# PROVIDED DATA start

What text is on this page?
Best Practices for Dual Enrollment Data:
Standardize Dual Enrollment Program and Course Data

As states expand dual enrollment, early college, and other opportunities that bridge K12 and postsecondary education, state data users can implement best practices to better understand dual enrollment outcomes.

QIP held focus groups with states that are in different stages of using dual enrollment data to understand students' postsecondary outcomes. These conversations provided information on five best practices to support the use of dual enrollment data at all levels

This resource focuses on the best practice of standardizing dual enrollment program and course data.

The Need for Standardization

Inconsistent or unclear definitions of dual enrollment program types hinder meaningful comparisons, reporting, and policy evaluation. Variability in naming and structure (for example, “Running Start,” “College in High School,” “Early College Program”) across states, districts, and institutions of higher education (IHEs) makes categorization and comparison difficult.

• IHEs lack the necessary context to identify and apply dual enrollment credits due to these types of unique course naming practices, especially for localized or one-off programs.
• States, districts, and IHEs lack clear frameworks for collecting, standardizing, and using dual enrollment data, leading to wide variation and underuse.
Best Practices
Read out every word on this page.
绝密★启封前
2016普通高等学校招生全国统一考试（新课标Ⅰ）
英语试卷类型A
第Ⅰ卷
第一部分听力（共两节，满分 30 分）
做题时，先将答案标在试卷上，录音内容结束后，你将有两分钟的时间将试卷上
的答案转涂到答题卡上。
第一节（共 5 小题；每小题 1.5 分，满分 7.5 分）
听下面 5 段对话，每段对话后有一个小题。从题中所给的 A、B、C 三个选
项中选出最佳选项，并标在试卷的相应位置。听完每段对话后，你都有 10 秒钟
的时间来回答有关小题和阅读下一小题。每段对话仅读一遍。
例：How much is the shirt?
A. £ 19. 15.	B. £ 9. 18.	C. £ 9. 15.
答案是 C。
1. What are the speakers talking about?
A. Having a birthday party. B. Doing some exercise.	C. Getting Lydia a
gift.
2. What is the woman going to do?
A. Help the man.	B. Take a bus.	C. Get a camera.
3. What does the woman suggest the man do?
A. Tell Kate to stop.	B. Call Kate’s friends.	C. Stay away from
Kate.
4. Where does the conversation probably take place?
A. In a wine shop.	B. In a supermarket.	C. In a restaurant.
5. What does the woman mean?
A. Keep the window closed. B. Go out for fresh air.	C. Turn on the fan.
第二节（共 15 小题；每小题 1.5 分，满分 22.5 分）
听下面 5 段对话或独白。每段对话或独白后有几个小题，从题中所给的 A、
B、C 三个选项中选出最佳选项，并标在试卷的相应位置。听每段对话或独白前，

# PROVIDED DATA end

_STATED EXERCISE_. Copy exactly, and only, the lines from the one containing "Read out every word on this page." through the last line of the listing.

_EXERCISE SOLUTION_.
Read out every word on this page.
绝密★启封前
2016普通高等学校招生全国统一考试（新课标Ⅰ）
英语试卷类型A
第Ⅰ卷
第一部分听力（共两节，满分 30 分）
做题时，先将答案标在试卷上，录音内容结束后，你将有两分钟的时间将试卷上
的答案转涂到答题卡上。
第一节（共 5 小题；每小题 1.5 分，满分 7.5 分）
听下面 5 段对话，每段对话后有一个小题。从题中所给的 A、B、C 三个选
项中选出最佳选项，并标在试卷的相应位置。听完每段对话后，你都有 10 秒钟
的时间来回答有关小题和阅读下一小题。每段对话仅读一遍。
例：How much is the shirt?
A. £ 19. 15.	B. £ 9. 18.	C. £ 9. 15.
答案是 C。
1. What are the speakers talking about?
A. Having a birthday party. B. Doing some exercise.	C. Getting Lydia a
gift.
2. What is the woman going to do?
A. Help the man.	B. Take a bus.	C. Get a camera.
3. What does the woman suggest the man do?
A. Tell Kate to stop.	B. Call Kate’s friends.	C. Stay away from
Kate.
4. Where does the conversation probably take place?
A. In a wine shop.	B. In a supermarket.	C. In a restaurant.
5. What does the woman mean?
A. Keep the window closed. B. Go out for fresh air.	C. Turn on the fan.
第二节（共 15 小题；每小题 1.5 分，满分 22.5 分）
听下面 5 段对话或独白。每段对话或独白后有几个小题，从题中所给的 A、
B、C 三个选项中选出最佳选项，并标在试卷的相应位置。听每段对话或独白前，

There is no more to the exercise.